- _Source data_:
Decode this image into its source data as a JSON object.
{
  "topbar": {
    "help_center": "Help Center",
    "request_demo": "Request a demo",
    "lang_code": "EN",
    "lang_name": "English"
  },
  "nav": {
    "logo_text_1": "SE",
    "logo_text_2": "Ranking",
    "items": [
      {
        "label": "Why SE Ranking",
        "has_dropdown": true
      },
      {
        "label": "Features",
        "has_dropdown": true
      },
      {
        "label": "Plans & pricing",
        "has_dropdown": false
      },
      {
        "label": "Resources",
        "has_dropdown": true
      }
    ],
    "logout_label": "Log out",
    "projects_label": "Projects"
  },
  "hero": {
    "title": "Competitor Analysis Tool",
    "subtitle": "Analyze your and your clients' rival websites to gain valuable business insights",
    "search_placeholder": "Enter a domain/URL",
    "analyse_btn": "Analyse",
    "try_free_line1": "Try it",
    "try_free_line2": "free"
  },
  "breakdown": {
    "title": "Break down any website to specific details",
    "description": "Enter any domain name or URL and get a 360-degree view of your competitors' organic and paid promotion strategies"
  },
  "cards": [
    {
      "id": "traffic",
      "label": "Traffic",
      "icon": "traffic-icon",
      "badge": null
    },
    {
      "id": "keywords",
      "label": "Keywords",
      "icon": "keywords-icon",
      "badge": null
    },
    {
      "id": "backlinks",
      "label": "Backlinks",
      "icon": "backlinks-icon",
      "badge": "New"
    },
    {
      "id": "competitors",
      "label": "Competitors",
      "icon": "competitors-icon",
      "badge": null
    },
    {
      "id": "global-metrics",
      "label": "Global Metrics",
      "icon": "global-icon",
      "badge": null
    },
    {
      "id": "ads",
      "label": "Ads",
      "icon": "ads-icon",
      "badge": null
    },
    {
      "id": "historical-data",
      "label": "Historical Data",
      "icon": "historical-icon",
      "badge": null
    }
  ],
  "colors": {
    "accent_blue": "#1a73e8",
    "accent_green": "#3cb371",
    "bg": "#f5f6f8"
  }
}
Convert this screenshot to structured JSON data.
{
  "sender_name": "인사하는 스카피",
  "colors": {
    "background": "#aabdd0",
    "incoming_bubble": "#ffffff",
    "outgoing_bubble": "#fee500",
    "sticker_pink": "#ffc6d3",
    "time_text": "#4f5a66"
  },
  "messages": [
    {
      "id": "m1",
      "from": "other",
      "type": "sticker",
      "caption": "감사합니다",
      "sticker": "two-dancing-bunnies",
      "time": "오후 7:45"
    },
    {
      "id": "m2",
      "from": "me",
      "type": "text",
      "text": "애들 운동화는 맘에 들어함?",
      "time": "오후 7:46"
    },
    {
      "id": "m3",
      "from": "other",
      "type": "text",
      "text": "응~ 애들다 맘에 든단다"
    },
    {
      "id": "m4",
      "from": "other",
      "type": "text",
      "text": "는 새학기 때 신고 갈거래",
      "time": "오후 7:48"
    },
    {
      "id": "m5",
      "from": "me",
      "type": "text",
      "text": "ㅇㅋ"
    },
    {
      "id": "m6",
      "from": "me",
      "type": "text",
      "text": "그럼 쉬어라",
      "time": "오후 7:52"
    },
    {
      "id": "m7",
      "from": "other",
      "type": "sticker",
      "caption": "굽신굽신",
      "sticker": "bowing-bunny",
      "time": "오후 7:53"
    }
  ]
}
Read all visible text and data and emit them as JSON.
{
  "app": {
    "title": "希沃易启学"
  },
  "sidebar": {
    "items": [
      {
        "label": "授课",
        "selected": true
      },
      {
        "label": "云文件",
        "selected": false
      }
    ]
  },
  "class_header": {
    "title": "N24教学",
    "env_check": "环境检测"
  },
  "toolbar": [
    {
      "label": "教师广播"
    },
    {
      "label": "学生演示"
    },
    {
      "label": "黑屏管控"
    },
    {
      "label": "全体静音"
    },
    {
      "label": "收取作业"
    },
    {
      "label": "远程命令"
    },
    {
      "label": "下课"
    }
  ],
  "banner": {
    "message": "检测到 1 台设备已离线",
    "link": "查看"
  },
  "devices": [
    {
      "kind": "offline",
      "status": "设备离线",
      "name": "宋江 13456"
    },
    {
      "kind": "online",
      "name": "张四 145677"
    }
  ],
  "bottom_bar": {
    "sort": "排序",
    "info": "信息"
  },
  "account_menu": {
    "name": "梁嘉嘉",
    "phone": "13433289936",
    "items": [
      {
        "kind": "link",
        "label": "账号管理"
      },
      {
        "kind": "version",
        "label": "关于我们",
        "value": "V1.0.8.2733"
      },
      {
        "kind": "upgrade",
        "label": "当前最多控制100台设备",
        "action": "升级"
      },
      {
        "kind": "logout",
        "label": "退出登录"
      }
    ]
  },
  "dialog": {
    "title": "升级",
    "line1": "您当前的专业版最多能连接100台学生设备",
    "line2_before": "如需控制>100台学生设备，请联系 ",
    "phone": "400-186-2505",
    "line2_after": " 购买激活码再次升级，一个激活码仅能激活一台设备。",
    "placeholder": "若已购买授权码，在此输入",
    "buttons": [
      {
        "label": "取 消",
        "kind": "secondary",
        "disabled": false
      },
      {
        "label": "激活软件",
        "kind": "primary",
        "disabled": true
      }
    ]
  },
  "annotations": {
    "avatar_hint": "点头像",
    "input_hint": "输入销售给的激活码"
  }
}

- _What to work on_: Copy each line of the preceding data that contains the string "icon".

- _Reply_:
      "icon": "traffic-icon",
      "icon": "keywords-icon",
      "icon": "backlinks-icon",
      "icon": "competitors-icon",
      "icon": "global-icon",
      "icon": "ads-icon",
      "icon": "historical-icon",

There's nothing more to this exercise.